[Start DATASET EXCERPTS]
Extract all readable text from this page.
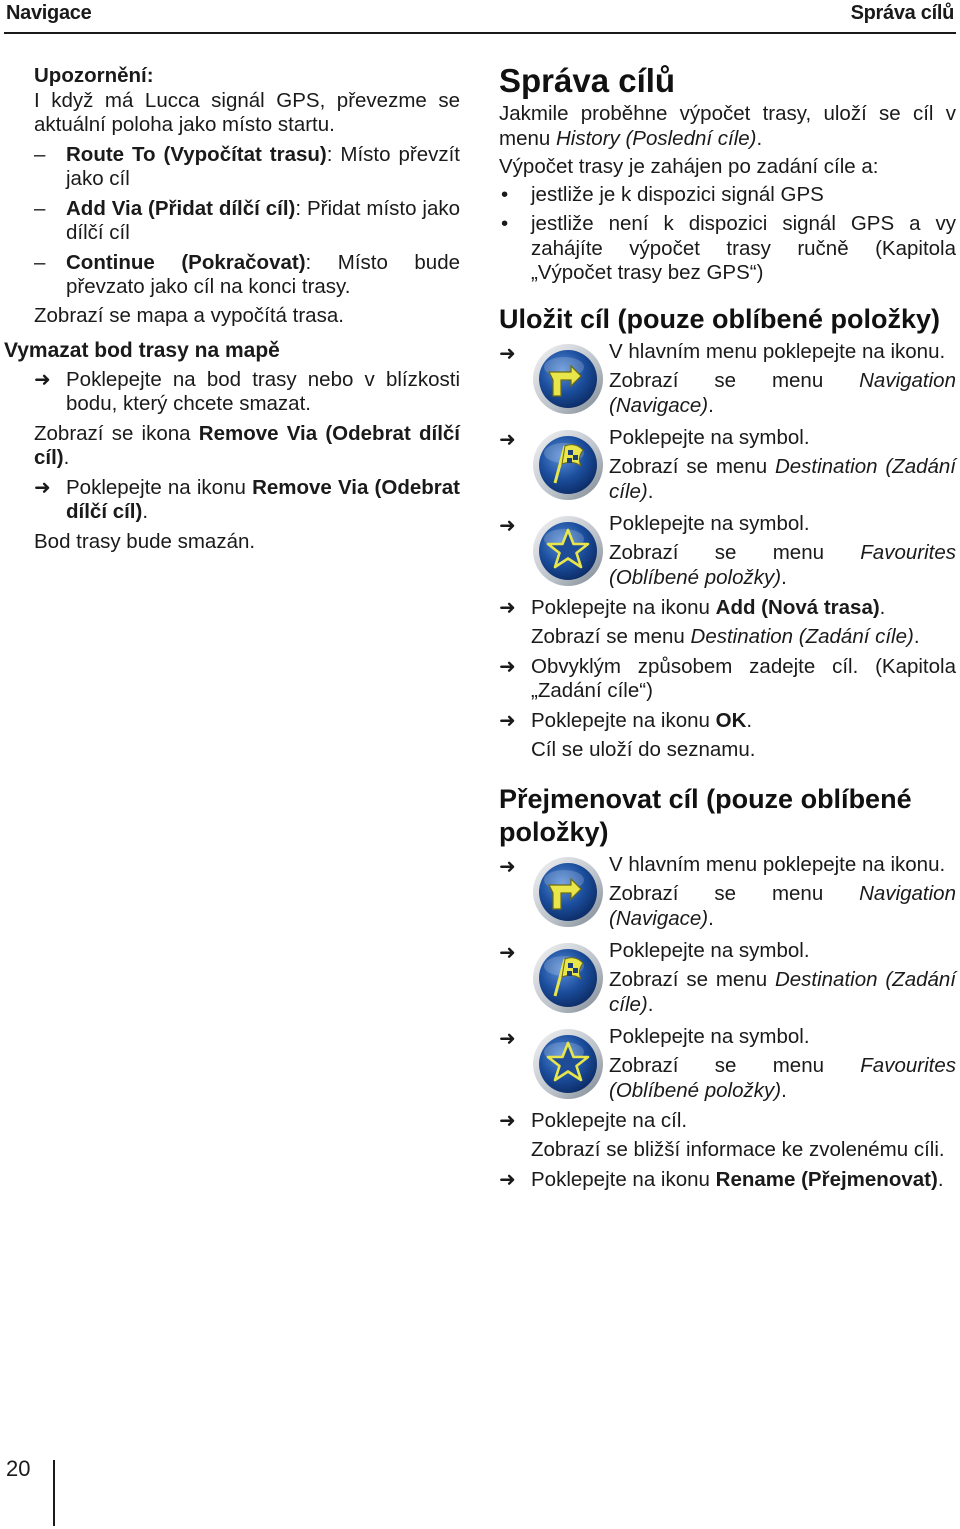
Navigace	Správa cílů

Upozornění:

I když má Lucca signál GPS, převezme se aktuální poloha jako místo startu.

– Route To (Vypočítat trasu): Místo převzít jako cíl
– Add Via (Přidat dílčí cíl): Přidat místo jako dílčí cíl
– Continue (Pokračovat): Místo bude převzato jako cíl na konci trasy.

Zobrazí se mapa a vypočítá trasa.

Vymazat bod trasy na mapě
➜ Poklepejte na bod trasy nebo v blízkosti bodu, který chcete smazat.
Zobrazí se ikona Remove Via (Odebrat dílčí cíl).
➜ Poklepejte na ikonu Remove Via (Odebrat dílčí cíl).

Bod trasy bude smazán.

Správa cílů

Jakmile proběhne výpočet trasy, uloží se cíl v menu History (Poslední cíle).

Výpočet trasy je zahájen po zadání cíle a:

• jestliže je k dispozici signál GPS
• jestliže není k dispozici signál GPS a vy zahájíte výpočet trasy ručně (Kapitola „Výpočet trasy bez GPS“)
Uložit cíl (pouze oblíbené položky)
➜	V hlavním menu poklepejte na ikonu.
Zobrazí se menu Navigation (Navigace).
➜	Poklepejte na symbol.
Zobrazí se menu Destination (Zadání cíle).
➜	Poklepejte na symbol.
Zobrazí se menu Favourites (Oblíbené položky).
➜ Poklepejte na ikonu Add (Nová trasa).
Zobrazí se menu Destination (Zadání cíle).
➜ Obvyklým způsobem zadejte cíl. (Kapitola „Zadání cíle“)
➜ Poklepejte na ikonu OK.
Cíl se uloží do seznamu.
Přejmenovat cíl (pouze oblíbené položky)
➜	V hlavním menu poklepejte na ikonu.
Zobrazí se menu Navigation (Navigace).
➜	Poklepejte na symbol.
Zobrazí se menu Destination (Zadání cíle).
➜	Poklepejte na symbol.
Zobrazí se menu Favourites (Oblíbené položky).
➜ Poklepejte na cíl.
Zobrazí se bližší informace ke zvolenému cíli.
➜ Poklepejte na ikonu Rename (Přejmenovat).
20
[End DATASET EXCERPTS]
- YOUR OBJECTIVE -
From the listing above, report the number of lines containing the string "ikonu", without any accompanying remarks.

- THE COMPLETED TASK -
6